SET EXERCISE: Search the entries below. Return every line that has "title" in it.

Data entries for graphics
▼
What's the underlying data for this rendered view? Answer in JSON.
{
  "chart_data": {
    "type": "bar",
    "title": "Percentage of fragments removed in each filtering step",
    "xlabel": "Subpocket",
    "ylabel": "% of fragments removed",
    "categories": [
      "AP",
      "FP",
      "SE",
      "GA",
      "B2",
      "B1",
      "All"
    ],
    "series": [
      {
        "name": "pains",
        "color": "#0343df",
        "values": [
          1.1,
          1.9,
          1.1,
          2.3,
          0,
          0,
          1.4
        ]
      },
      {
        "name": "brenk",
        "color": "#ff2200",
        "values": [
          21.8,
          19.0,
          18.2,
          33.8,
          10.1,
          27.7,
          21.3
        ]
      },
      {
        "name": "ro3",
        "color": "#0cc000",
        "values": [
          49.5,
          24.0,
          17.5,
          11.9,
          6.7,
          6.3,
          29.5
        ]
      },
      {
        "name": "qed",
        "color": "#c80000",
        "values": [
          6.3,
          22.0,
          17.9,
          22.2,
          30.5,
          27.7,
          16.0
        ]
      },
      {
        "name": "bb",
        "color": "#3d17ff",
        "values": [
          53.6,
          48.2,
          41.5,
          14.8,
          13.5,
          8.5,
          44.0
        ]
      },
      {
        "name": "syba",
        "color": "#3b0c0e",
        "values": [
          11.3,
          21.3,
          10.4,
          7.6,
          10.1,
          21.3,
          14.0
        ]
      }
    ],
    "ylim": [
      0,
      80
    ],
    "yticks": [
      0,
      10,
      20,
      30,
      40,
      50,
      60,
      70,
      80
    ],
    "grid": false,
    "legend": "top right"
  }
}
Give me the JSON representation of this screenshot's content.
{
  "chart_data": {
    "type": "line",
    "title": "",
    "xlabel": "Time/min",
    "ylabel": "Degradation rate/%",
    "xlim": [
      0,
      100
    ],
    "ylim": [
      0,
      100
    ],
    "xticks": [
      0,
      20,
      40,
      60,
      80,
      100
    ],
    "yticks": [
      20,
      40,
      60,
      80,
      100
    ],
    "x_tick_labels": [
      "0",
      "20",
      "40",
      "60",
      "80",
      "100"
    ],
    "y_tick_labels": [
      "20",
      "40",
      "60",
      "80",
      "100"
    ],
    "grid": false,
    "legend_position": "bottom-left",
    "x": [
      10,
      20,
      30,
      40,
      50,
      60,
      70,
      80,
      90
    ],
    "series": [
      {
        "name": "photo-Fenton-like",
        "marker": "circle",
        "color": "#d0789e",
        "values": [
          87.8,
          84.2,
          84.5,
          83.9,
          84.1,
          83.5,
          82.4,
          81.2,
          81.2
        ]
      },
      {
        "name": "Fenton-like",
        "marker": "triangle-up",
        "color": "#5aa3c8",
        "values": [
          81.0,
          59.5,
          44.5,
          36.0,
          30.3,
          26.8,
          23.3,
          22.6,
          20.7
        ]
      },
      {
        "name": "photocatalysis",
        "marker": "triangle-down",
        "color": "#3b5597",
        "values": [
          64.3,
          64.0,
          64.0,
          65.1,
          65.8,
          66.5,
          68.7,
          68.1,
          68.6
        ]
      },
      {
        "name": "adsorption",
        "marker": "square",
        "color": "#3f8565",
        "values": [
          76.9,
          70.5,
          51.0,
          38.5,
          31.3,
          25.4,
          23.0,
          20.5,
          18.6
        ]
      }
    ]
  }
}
▲
SOLUTION:
    "title": "Percentage of fragments removed in each filtering step",
    "title": "",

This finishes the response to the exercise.